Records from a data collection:
>> Begin
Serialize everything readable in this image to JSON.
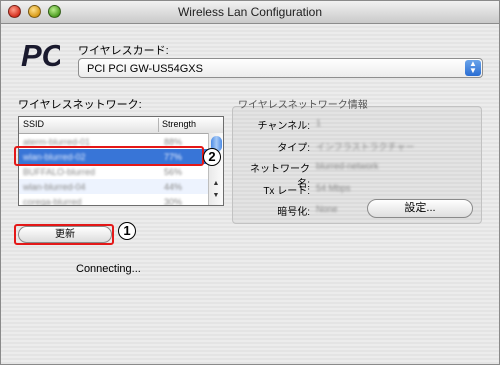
{
  "window": {
    "title": "Wireless Lan Configuration"
  },
  "card": {
    "label": "ワイヤレスカード:",
    "selected": "PCI PCI GW-US54GXS"
  },
  "network": {
    "label": "ワイヤレスネットワーク:",
    "columns": {
      "ssid": "SSID",
      "strength": "Strength"
    },
    "rows": [
      {
        "ssid": "aterm-blurred-01",
        "strength": "88%"
      },
      {
        "ssid": "wlan-blurred-02",
        "strength": "77%"
      },
      {
        "ssid": "BUFFALO-blurred",
        "strength": "56%"
      },
      {
        "ssid": "wlan-blurred-04",
        "strength": "44%"
      },
      {
        "ssid": "corega-blurred",
        "strength": "30%"
      },
      {
        "ssid": "ap-blurred-06",
        "strength": "21%"
      }
    ],
    "selected_index": 1
  },
  "refresh_button": "更新",
  "status": "Connecting...",
  "info": {
    "label": "ワイヤレスネットワーク情報",
    "fields": [
      {
        "label": "チャンネル:",
        "value": "1"
      },
      {
        "label": "タイプ:",
        "value": "インフラストラクチャー"
      },
      {
        "label": "ネットワーク名:",
        "value": "blurred-network"
      },
      {
        "label": "Tx レート:",
        "value": "54 Mbps"
      },
      {
        "label": "暗号化:",
        "value": "None"
      }
    ],
    "settings_button": "設定..."
  },
  "callouts": {
    "first": "1",
    "second": "2"
  },
  "colors": {
    "highlight": "#e41818",
    "selection": "#3875d7",
    "accent": "#2a6dd3"
  },
  "icons": {
    "logo": "pci-logo"
  }
}
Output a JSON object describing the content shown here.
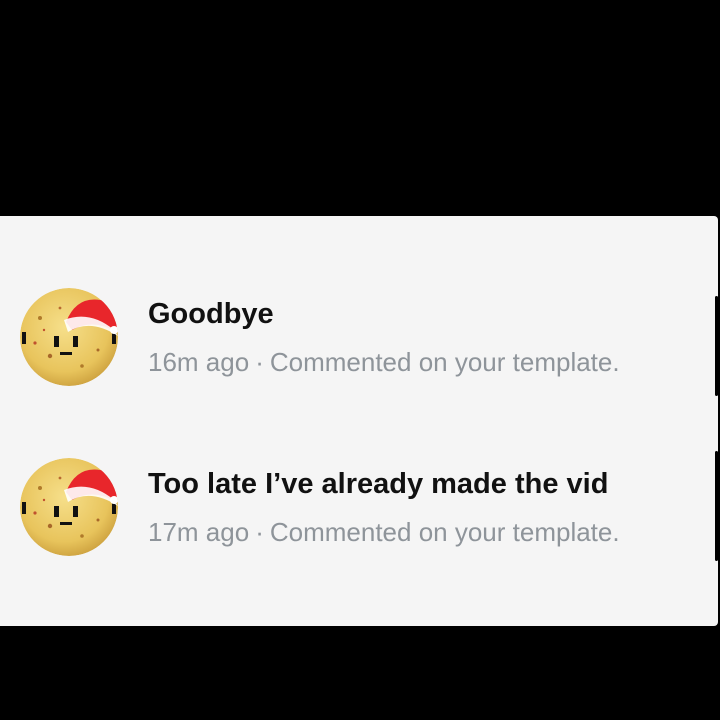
{
  "notifications": [
    {
      "message": "Goodbye",
      "time": "16m ago",
      "separator": "·",
      "action": "Commented on your template.",
      "avatar_icon": "potato-santa-hat-avatar-icon"
    },
    {
      "message": "Too late I’ve already made the vid",
      "time": "17m ago",
      "separator": "·",
      "action": "Commented on your template.",
      "avatar_icon": "potato-santa-hat-avatar-icon"
    }
  ],
  "colors": {
    "background": "#000000",
    "panel": "#f5f5f5",
    "title_text": "#111111",
    "meta_text": "#8e949a",
    "hat_red": "#e8262b",
    "avatar_yellow": "#f0d06a"
  }
}
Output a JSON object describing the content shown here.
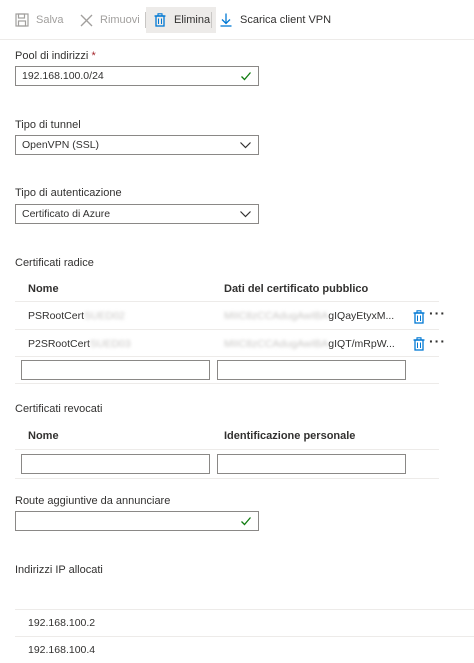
{
  "toolbar": {
    "save_label": "Salva",
    "remove_label": "Rimuovi",
    "delete_label": "Elimina",
    "download_label": "Scarica client VPN"
  },
  "address_pool": {
    "label": "Pool di indirizzi",
    "required_mark": "*",
    "value": "192.168.100.0/24"
  },
  "tunnel_type": {
    "label": "Tipo di tunnel",
    "value": "OpenVPN (SSL)"
  },
  "auth_type": {
    "label": "Tipo di autenticazione",
    "value": "Certificato di Azure"
  },
  "root_certs": {
    "label": "Certificati radice",
    "col_name": "Nome",
    "col_data": "Dati del certificato pubblico",
    "rows": [
      {
        "name": "PSRootCert",
        "name_hidden": "SUED02",
        "data_hidden": "MIIC8zCCAdugAwIBA",
        "data_visible": "gIQayEtyxM..."
      },
      {
        "name": "P2SRootCert",
        "name_hidden": "SUED03",
        "data_hidden": "MIIC8zCCAdugAwIBA",
        "data_visible": "gIQT/mRpW..."
      }
    ]
  },
  "revoked_certs": {
    "label": "Certificati revocati",
    "col_name": "Nome",
    "col_thumbprint": "Identificazione personale"
  },
  "additional_routes": {
    "label": "Route aggiuntive da annunciare"
  },
  "allocated_ips": {
    "label": "Indirizzi IP allocati",
    "items": [
      "192.168.100.2",
      "192.168.100.4"
    ]
  },
  "colors": {
    "accent": "#0078d4",
    "valid": "#107c10",
    "disabled": "#a19f9d"
  }
}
>> End
Reproduce every record above exactly, omitting the pictures.

Solution below:
Serialize everything readable in this image to JSON.
{
  "window": {
    "title": "Wireless Lan Configuration"
  },
  "card": {
    "label": "ワイヤレスカード:",
    "selected": "PCI PCI GW-US54GXS"
  },
  "network": {
    "label": "ワイヤレスネットワーク:",
    "columns": {
      "ssid": "SSID",
      "strength": "Strength"
    },
    "rows": [
      {
        "ssid": "aterm-blurred-01",
        "strength": "88%"
      },
      {
        "ssid": "wlan-blurred-02",
        "strength": "77%"
      },
      {
        "ssid": "BUFFALO-blurred",
        "strength": "56%"
      },
      {
        "ssid": "wlan-blurred-04",
        "strength": "44%"
      },
      {
        "ssid": "corega-blurred",
        "strength": "30%"
      },
      {
        "ssid": "ap-blurred-06",
        "strength": "21%"
      }
    ],
    "selected_index": 1
  },
  "refresh_button": "更新",
  "status": "Connecting...",
  "info": {
    "label": "ワイヤレスネットワーク情報",
    "fields": [
      {
        "label": "チャンネル:",
        "value": "1"
      },
      {
        "label": "タイプ:",
        "value": "インフラストラクチャー"
      },
      {
        "label": "ネットワーク名:",
        "value": "blurred-network"
      },
      {
        "label": "Tx レート:",
        "value": "54 Mbps"
      },
      {
        "label": "暗号化:",
        "value": "None"
      }
    ],
    "settings_button": "設定..."
  },
  "callouts": {
    "first": "1",
    "second": "2"
  },
  "colors": {
    "highlight": "#e41818",
    "selection": "#3875d7",
    "accent": "#2a6dd3"
  },
  "icons": {
    "logo": "pci-logo"
  }
}
Output a JSON object describing the content shown here.
{
  "notifications": [
    {
      "message": "Goodbye",
      "time": "16m ago",
      "separator": "·",
      "action": "Commented on your template.",
      "avatar_icon": "potato-santa-hat-avatar-icon"
    },
    {
      "message": "Too late I’ve already made the vid",
      "time": "17m ago",
      "separator": "·",
      "action": "Commented on your template.",
      "avatar_icon": "potato-santa-hat-avatar-icon"
    }
  ],
  "colors": {
    "background": "#000000",
    "panel": "#f5f5f5",
    "title_text": "#111111",
    "meta_text": "#8e949a",
    "hat_red": "#e8262b",
    "avatar_yellow": "#f0d06a"
  }
}
Output a JSON object describing the content shown here.
{
  "toolbar": {
    "save_label": "Salva",
    "remove_label": "Rimuovi",
    "delete_label": "Elimina",
    "download_label": "Scarica client VPN"
  },
  "address_pool": {
    "label": "Pool di indirizzi",
    "required_mark": "*",
    "value": "192.168.100.0/24"
  },
  "tunnel_type": {
    "label": "Tipo di tunnel",
    "value": "OpenVPN (SSL)"
  },
  "auth_type": {
    "label": "Tipo di autenticazione",
    "value": "Certificato di Azure"
  },
  "root_certs": {
    "label": "Certificati radice",
    "col_name": "Nome",
    "col_data": "Dati del certificato pubblico",
    "rows": [
      {
        "name": "PSRootCert",
        "name_hidden": "SUED02",
        "data_hidden": "MIIC8zCCAdugAwIBA",
        "data_visible": "gIQayEtyxM..."
      },
      {
        "name": "P2SRootCert",
        "name_hidden": "SUED03",
        "data_hidden": "MIIC8zCCAdugAwIBA",
        "data_visible": "gIQT/mRpW..."
      }
    ]
  },
  "revoked_certs": {
    "label": "Certificati revocati",
    "col_name": "Nome",
    "col_thumbprint": "Identificazione personale"
  },
  "additional_routes": {
    "label": "Route aggiuntive da annunciare"
  },
  "allocated_ips": {
    "label": "Indirizzi IP allocati",
    "items": [
      "192.168.100.2",
      "192.168.100.4"
    ]
  },
  "colors": {
    "accent": "#0078d4",
    "valid": "#107c10",
    "disabled": "#a19f9d"
  }
}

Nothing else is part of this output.